▶ _TASKS TO PERFORM_
**a)** From the Four Weeks post, output the passage starting with "I know it was" and going on through "miss you dreadfully.".
**b)** Go on with the Four Weeks post from the point where it stops.

Saturday, January 20, 2024

Four Weeks

Aaron, it's midnight, Friday changing to Saturday, again...

It's been four weeks.

I saw your bus driver this morning. 

I had a hard time getting up today. That's really not new. I have a hard time getting moving most days now. I realized about 7:45 that if I needed a shower, and to take care of the dog, and get to work in time for a 9 am appointment, I'd better get in gear.

So I did.

And I as I was driving down the road about 8:25-ish, I saw your bus coming towards me. I recognized your driver. He drove you all of last year, and the very few days you went this year. You actually didn't make it very often. Not that I can see anymore anyway. You no longer have an Alpine school district account, almost as if you weren't there. That hurts, too.

And in seeing the bus on the road, my heart clenched.

All week long it seems people have been talking about the flu. How bad it is. How awful it is to be so sick. Someone even mentioned that they'd heard that people could die from it.

Yeah...

Oh baby...

I know it was your time. I know you were promised you'd live all the days you were supposed to. Your days were known and numbered, and I saw evidence of that throughout your life, sometimes dramatic evidence.

And even your passing showed His glory and His power. 

But that doesn't mean I don't miss you dreadfully.

In a few minutes, at midnight, it will have been 4 weeks since they woke me to say your pressures were low...

How? 

How can that be?

How can you really be gone?

▶ _MATERIAL PROVIDED_
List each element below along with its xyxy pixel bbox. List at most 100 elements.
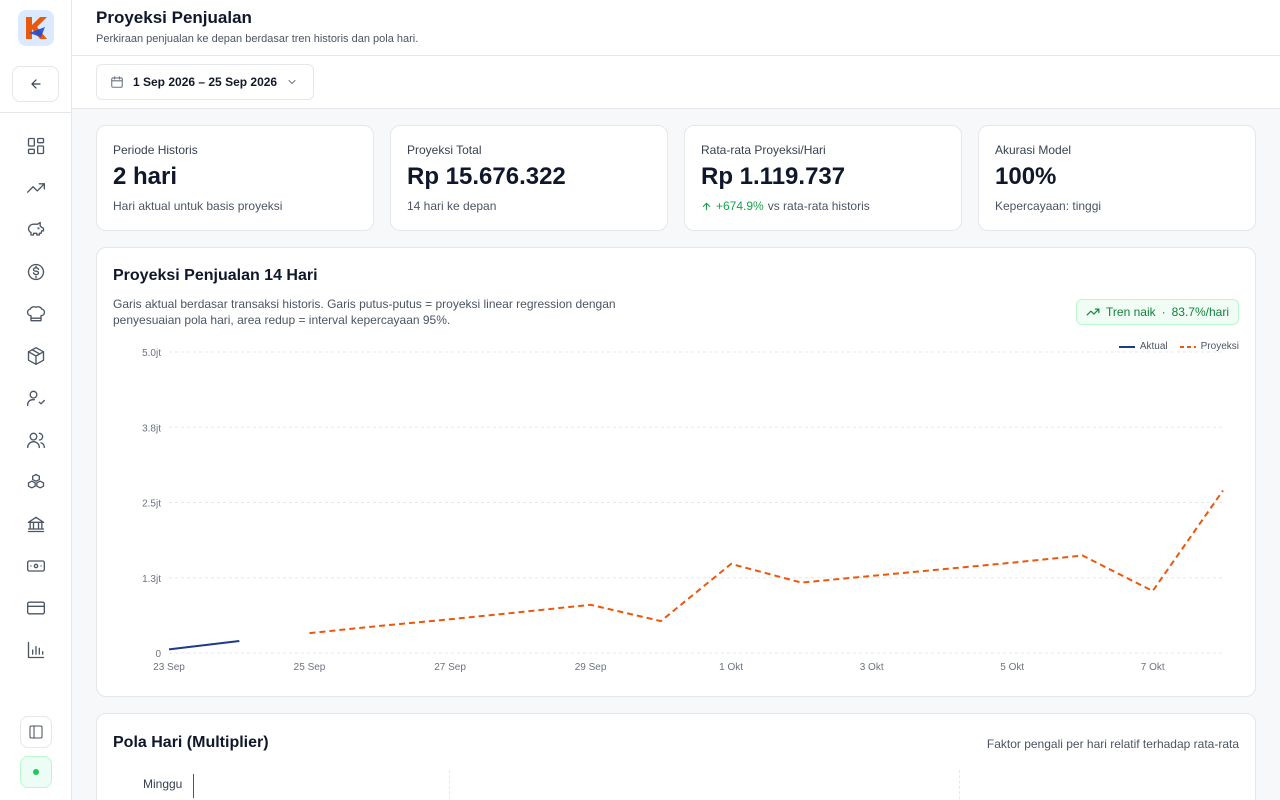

▶ _PER-TASK OUTPUTS_
**a)**
I know it was your time. I know you were promised you'd live all the days you were supposed to. Your days were known and numbered, and I saw evidence of that throughout your life, sometimes dramatic evidence.

And even your passing showed His glory and His power. 

But that doesn't mean I don't miss you dreadfully.

**b)**
And how can it hurt so badly? Hurt to breathe? Hurt to exist? How do I exist in a world where you are not?

Oh Aaron, be close.

When I wake in the mornings it's like I'm numb and I have no motivation to move. 

But at night, the ache is so sharp, so visceral. I cry out with the torment. 

At work, I help people learn to feel. Some have told me that feelings are scary, painful. But feeling is part of living. So I try to follow my own advice and lean into the ache. But they're also right. It hurts, more than I could ever imagine. It's no wonder that sometimes we want to avoid the agony.

But at the same time, to not hurt would mean I didn't love. And my boy, I did,  and I do love you, more than life itself. So I'm grateful, in a way, to miss you. You are worth the anguish in my heart. You taught me so much. You make me a better mom, wife, friend, and person. You taught my soul, and in a lot of ways, you probably still do. 

I love you, I miss you. 

"I could have missed the pain
But I'd have had to miss the dance"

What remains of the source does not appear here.